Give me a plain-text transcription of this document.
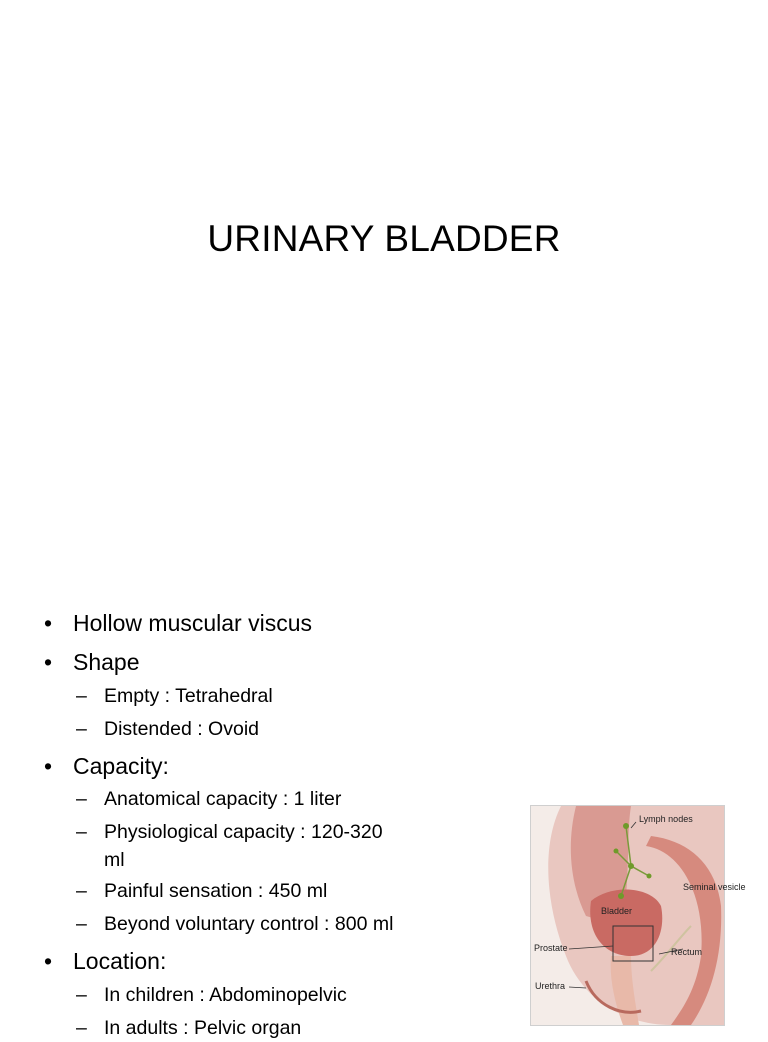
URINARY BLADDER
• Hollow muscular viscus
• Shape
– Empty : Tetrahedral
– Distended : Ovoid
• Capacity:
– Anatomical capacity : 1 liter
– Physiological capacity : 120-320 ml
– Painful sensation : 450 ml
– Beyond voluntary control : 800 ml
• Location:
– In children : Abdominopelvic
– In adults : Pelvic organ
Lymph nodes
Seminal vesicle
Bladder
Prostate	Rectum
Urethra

# # # # # # #

#### Written request:
Give back the whole listing as it stands, minus its pictures.

#### Full solution:
Give me a plain-text transcription of this document.
URINARY BLADDER
• Hollow muscular viscus
• Shape
– Empty : Tetrahedral
– Distended : Ovoid
• Capacity:
– Anatomical capacity : 1 liter
– Physiological capacity : 120-320 ml
– Painful sensation : 450 ml
– Beyond voluntary control : 800 ml
• Location:
– In children : Abdominopelvic
– In adults : Pelvic organ
Lymph nodes
Seminal vesicle
Bladder
Prostate	Rectum
Urethra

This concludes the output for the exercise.